▶ [WRITTEN REQUEST] Reproduce every line of the material below, but drop the pictures.
---- TASK INPUTS
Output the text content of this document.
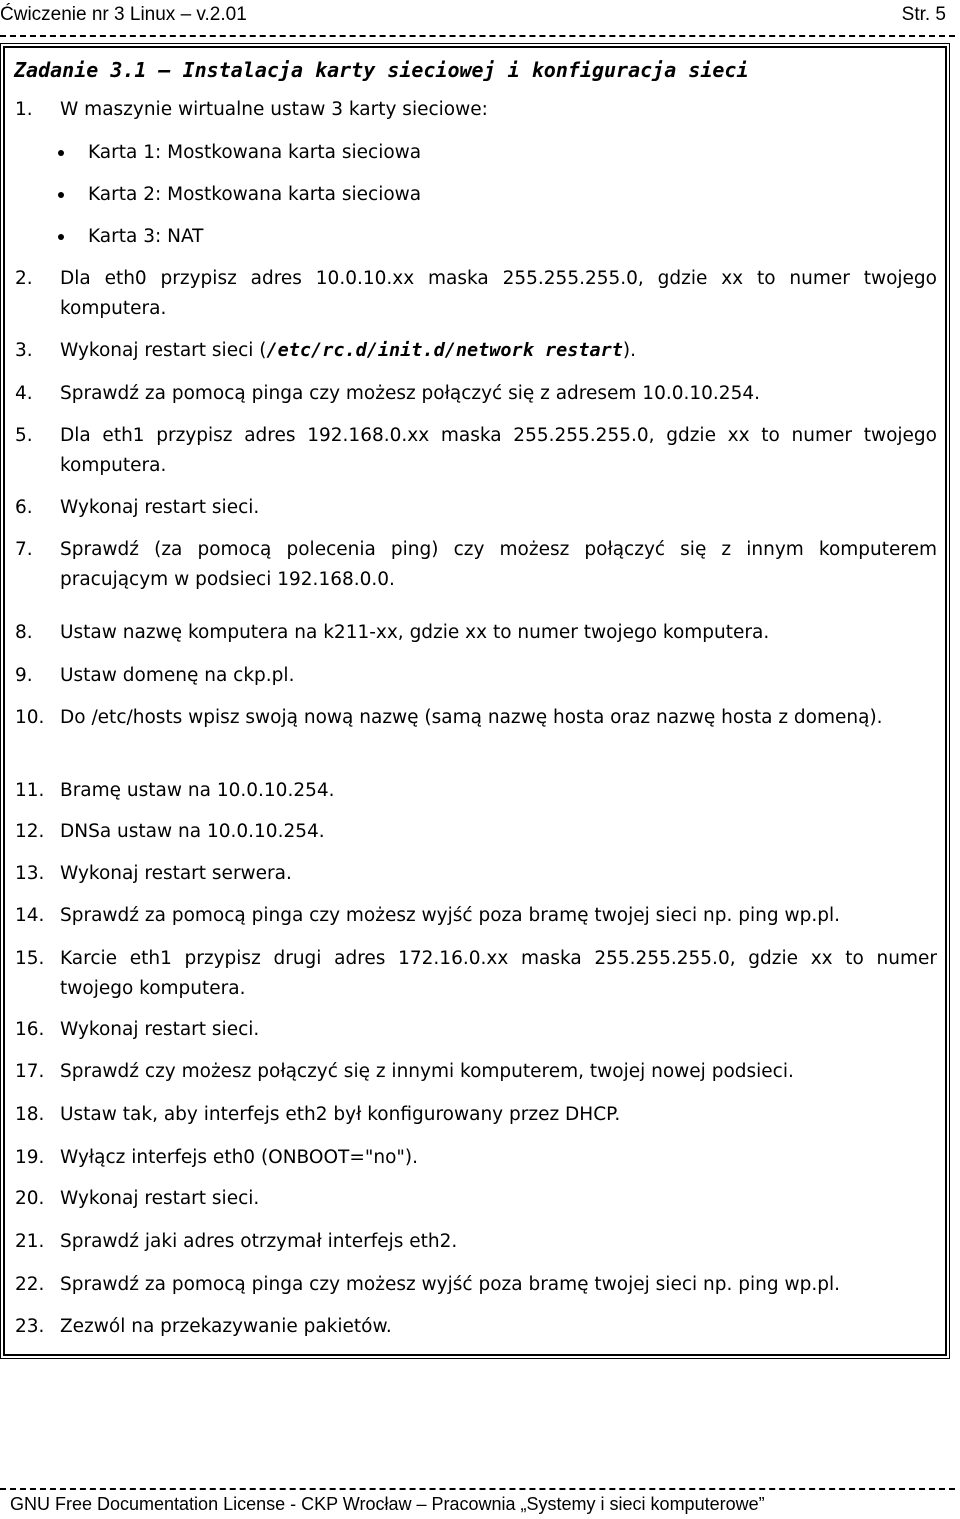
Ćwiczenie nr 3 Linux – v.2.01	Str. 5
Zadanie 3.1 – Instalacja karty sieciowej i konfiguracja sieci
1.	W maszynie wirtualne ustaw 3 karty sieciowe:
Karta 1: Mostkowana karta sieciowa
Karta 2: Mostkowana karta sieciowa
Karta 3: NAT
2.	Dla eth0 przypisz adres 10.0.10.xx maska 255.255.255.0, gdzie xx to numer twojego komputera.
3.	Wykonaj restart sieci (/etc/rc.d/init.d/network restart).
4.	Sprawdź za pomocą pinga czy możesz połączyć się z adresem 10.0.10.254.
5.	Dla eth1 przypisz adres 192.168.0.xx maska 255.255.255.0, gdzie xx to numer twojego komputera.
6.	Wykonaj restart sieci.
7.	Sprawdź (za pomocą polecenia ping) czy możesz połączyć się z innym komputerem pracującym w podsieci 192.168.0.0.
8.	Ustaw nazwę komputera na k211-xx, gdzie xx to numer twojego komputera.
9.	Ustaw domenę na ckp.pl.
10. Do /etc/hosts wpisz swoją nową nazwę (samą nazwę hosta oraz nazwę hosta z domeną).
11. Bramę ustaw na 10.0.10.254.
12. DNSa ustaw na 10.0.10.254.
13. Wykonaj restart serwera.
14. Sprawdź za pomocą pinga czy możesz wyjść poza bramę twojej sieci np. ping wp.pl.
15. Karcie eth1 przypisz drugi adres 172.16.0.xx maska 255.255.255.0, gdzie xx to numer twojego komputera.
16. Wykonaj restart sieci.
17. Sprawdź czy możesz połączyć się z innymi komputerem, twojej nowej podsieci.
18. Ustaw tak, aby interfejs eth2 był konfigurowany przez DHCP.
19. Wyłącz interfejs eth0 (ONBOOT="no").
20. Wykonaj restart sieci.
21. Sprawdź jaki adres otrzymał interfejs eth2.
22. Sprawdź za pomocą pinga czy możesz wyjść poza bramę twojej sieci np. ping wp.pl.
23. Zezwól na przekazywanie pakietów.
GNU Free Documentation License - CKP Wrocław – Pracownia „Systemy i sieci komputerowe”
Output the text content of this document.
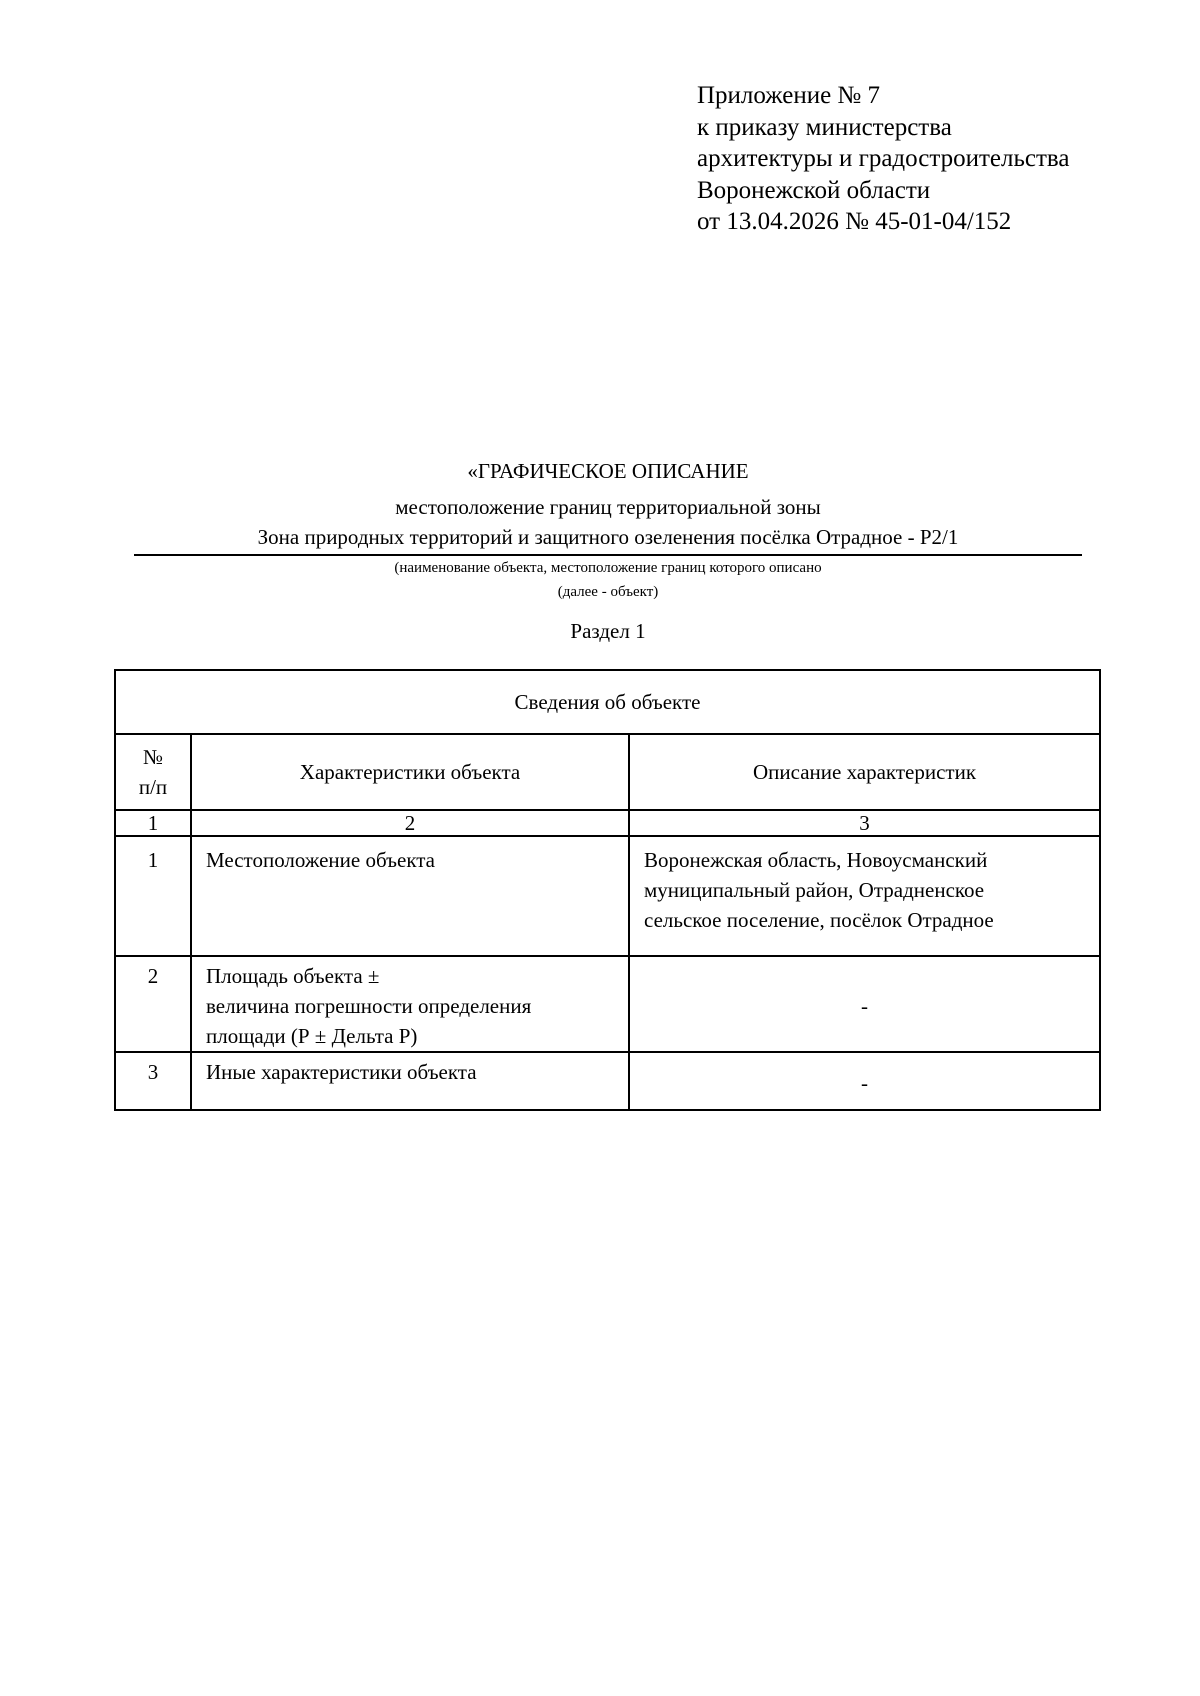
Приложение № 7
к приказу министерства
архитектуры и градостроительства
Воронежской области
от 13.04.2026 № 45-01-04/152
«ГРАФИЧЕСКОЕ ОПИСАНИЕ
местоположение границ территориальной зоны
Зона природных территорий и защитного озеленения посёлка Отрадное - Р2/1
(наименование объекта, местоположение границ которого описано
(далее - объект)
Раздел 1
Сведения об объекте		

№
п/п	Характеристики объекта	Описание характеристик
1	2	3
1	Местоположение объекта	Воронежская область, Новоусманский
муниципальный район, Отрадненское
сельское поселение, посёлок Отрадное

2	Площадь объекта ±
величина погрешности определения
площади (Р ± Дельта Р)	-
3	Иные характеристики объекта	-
--------
▶ [EXERCISE ANSWER]
Output the text content of this document.
Ćwiczenie nr 3 Linux – v.2.01	Str. 5
Zadanie 3.1 – Instalacja karty sieciowej i konfiguracja sieci
1.	W maszynie wirtualne ustaw 3 karty sieciowe:
Karta 1: Mostkowana karta sieciowa
Karta 2: Mostkowana karta sieciowa
Karta 3: NAT
2.	Dla eth0 przypisz adres 10.0.10.xx maska 255.255.255.0, gdzie xx to numer twojego komputera.
3.	Wykonaj restart sieci (/etc/rc.d/init.d/network restart).
4.	Sprawdź za pomocą pinga czy możesz połączyć się z adresem 10.0.10.254.
5.	Dla eth1 przypisz adres 192.168.0.xx maska 255.255.255.0, gdzie xx to numer twojego komputera.
6.	Wykonaj restart sieci.
7.	Sprawdź (za pomocą polecenia ping) czy możesz połączyć się z innym komputerem pracującym w podsieci 192.168.0.0.
8.	Ustaw nazwę komputera na k211-xx, gdzie xx to numer twojego komputera.
9.	Ustaw domenę na ckp.pl.
10. Do /etc/hosts wpisz swoją nową nazwę (samą nazwę hosta oraz nazwę hosta z domeną).
11. Bramę ustaw na 10.0.10.254.
12. DNSa ustaw na 10.0.10.254.
13. Wykonaj restart serwera.
14. Sprawdź za pomocą pinga czy możesz wyjść poza bramę twojej sieci np. ping wp.pl.
15. Karcie eth1 przypisz drugi adres 172.16.0.xx maska 255.255.255.0, gdzie xx to numer twojego komputera.
16. Wykonaj restart sieci.
17. Sprawdź czy możesz połączyć się z innymi komputerem, twojej nowej podsieci.
18. Ustaw tak, aby interfejs eth2 był konfigurowany przez DHCP.
19. Wyłącz interfejs eth0 (ONBOOT="no").
20. Wykonaj restart sieci.
21. Sprawdź jaki adres otrzymał interfejs eth2.
22. Sprawdź za pomocą pinga czy możesz wyjść poza bramę twojej sieci np. ping wp.pl.
23. Zezwól na przekazywanie pakietów.
GNU Free Documentation License - CKP Wrocław – Pracownia „Systemy i sieci komputerowe”
Output the text content of this document.
Приложение № 7
к приказу министерства
архитектуры и градостроительства
Воронежской области
от 13.04.2026 № 45-01-04/152
«ГРАФИЧЕСКОЕ ОПИСАНИЕ
местоположение границ территориальной зоны
Зона природных территорий и защитного озеленения посёлка Отрадное - Р2/1
(наименование объекта, местоположение границ которого описано
(далее - объект)
Раздел 1
Сведения об объекте		

№
п/п	Характеристики объекта	Описание характеристик
1	2	3
1	Местоположение объекта	Воронежская область, Новоусманский
муниципальный район, Отрадненское
сельское поселение, посёлок Отрадное

2	Площадь объекта ±
величина погрешности определения
площади (Р ± Дельта Р)	-
3	Иные характеристики объекта	-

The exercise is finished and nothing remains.